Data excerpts
• • • •

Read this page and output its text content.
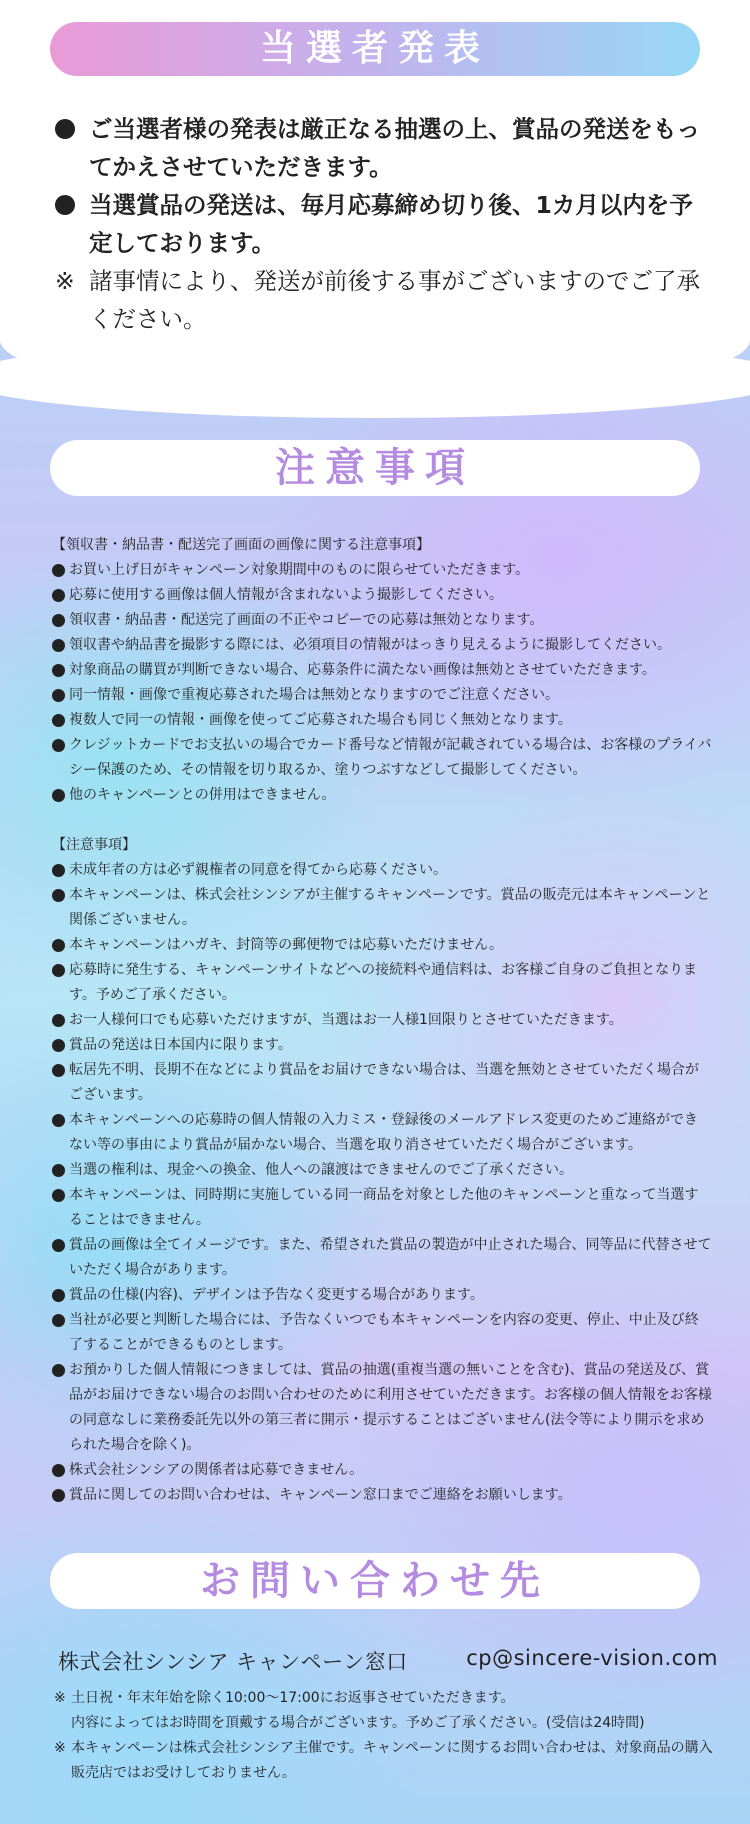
当選者発表
ご当選者様の発表は厳正なる抽選の上、賞品の発送をもってかえさせていただきます。
当選賞品の発送は、毎月応募締め切り後、1カ月以内を予定しております。
※ 諸事情により、発送が前後する事がございますのでご了承ください。
注意事項
【領収書・納品書・配送完了画面の画像に関する注意事項】
お買い上げ日がキャンペーン対象期間中のものに限らせていただきます。
応募に使用する画像は個人情報が含まれないよう撮影してください。
領収書・納品書・配送完了画面の不正やコピーでの応募は無効となります。
領収書や納品書を撮影する際には、必須項目の情報がはっきり見えるように撮影してください。
対象商品の購買が判断できない場合、応募条件に満たない画像は無効とさせていただきます。
同一情報・画像で重複応募された場合は無効となりますのでご注意ください。
複数人で同一の情報・画像を使ってご応募された場合も同じく無効となります。
クレジットカードでお支払いの場合でカード番号など情報が記載されている場合は、お客様のプライバシー保護のため、その情報を切り取るか、塗りつぶすなどして撮影してください。
他のキャンペーンとの併用はできません。
【注意事項】
未成年者の方は必ず親権者の同意を得てから応募ください。
本キャンペーンは、株式会社シンシアが主催するキャンペーンです。賞品の販売元は本キャンペーンと関係ございません。
本キャンペーンはハガキ、封筒等の郵便物では応募いただけません。
応募時に発生する、キャンペーンサイトなどへの接続料や通信料は、お客様ご自身のご負担となります。予めご了承ください。
お一人様何口でも応募いただけますが、当選はお一人様1回限りとさせていただきます。
賞品の発送は日本国内に限ります。
転居先不明、長期不在などにより賞品をお届けできない場合は、当選を無効とさせていただく場合がございます。
本キャンペーンへの応募時の個人情報の入力ミス・登録後のメールアドレス変更のためご連絡ができない等の事由により賞品が届かない場合、当選を取り消させていただく場合がございます。
当選の権利は、現金への換金、他人への譲渡はできませんのでご了承ください。
本キャンペーンは、同時期に実施している同一商品を対象とした他のキャンペーンと重なって当選することはできません。
賞品の画像は全てイメージです。また、希望された賞品の製造が中止された場合、同等品に代替させていただく場合があります。
賞品の仕様(内容)、デザインは予告なく変更する場合があります。
当社が必要と判断した場合には、予告なくいつでも本キャンペーンを内容の変更、停止、中止及び終了することができるものとします。
お預かりした個人情報につきましては、賞品の抽選(重複当選の無いことを含む)、賞品の発送及び、賞品がお届けできない場合のお問い合わせのために利用させていただきます。お客様の個人情報をお客様の同意なしに業務委託先以外の第三者に開示・提示することはございません(法令等により開示を求められた場合を除く)。
株式会社シンシアの関係者は応募できません。
賞品に関してのお問い合わせは、キャンペーン窓口までご連絡をお願いします。
お問い合わせ先
株式会社シンシア キャンペーン窓口	cp@sincere-vision.com
※ 土日祝・年末年始を除く10:00〜17:00にお返事させていただきます。
内容によってはお時間を頂戴する場合がございます。予めご了承ください。(受信は24時間)
※ 本キャンペーンは株式会社シンシア主催です。キャンペーンに関するお問い合わせは、対象商品の購入販売店ではお受けしておりません。
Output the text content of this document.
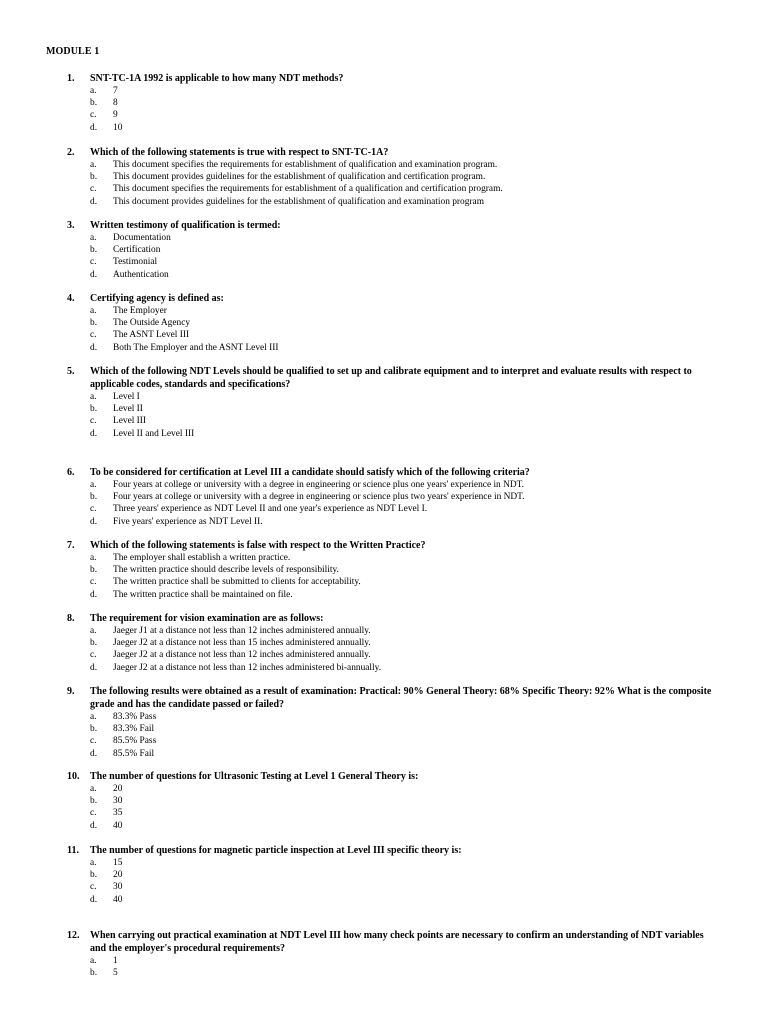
MODULE 1
1. SNT-TC-1A 1992 is applicable to how many NDT methods?
a. 7
b. 8
c. 9
d. 10
2. Which of the following statements is true with respect to SNT-TC-1A?
a. This document specifies the requirements for establishment of qualification and examination program.
b. This document provides guidelines for the establishment of qualification and certification program.
c. This document specifies the requirements for establishment of a qualification and certification program.
d. This document provides guidelines for the establishment of qualification and examination program
3. Written testimony of qualification is termed:
a. Documentation
b. Certification
c. Testimonial
d. Authentication
4. Certifying agency is defined as:
a. The Employer
b. The Outside Agency
c. The ASNT Level III
d. Both The Employer and the ASNT Level III
5. Which of the following NDT Levels should be qualified to set up and calibrate equipment and to interpret and evaluate results with respect to applicable codes, standards and specifications?
a. Level I
b. Level II
c. Level III
d. Level II and Level III
6. To be considered for certification at Level III a candidate should satisfy which of the following criteria?
a. Four years at college or university with a degree in engineering or science plus one years' experience in NDT.
b. Four years at college or university with a degree in engineering or science plus two years' experience in NDT.
c. Three years' experience as NDT Level II and one year's experience as NDT Level I.
d. Five years' experience as NDT Level II.
7. Which of the following statements is false with respect to the Written Practice?
a. The employer shall establish a written practice.
b. The written practice should describe levels of responsibility.
c. The written practice shall be submitted to clients for acceptability.
d. The written practice shall be maintained on file.
8. The requirement for vision examination are as follows:
a. Jaeger J1 at a distance not less than 12 inches administered annually.
b. Jaeger J2 at a distance not less than 15 inches administered annually.
c. Jaeger J2 at a distance not less than 12 inches administered annually.
d. Jaeger J2 at a distance not less than 12 inches administered bi-annually.
9. The following results were obtained as a result of examination: Practical: 90% General Theory: 68% Specific Theory: 92% What is the composite grade and has the candidate passed or failed?
a. 83.3% Pass
b. 83.3% Fail
c. 85.5% Pass
d. 85.5% Fail
10. The number of questions for Ultrasonic Testing at Level 1 General Theory is:
a. 20
b. 30
c. 35
d. 40
11. The number of questions for magnetic particle inspection at Level III specific theory is:
a. 15
b. 20
c. 30
d. 40
12. When carrying out practical examination at NDT Level III how many check points are necessary to confirm an understanding of NDT variables and the employer's procedural requirements?
a. 1
b. 5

• • • •

Short exercise – Read the lines above. Gather those in which the string "Four" is found.

Solved exercise –
a. Four years at college or university with a degree in engineering or science plus one years' experience in NDT.
b. Four years at college or university with a degree in engineering or science plus two years' experience in NDT.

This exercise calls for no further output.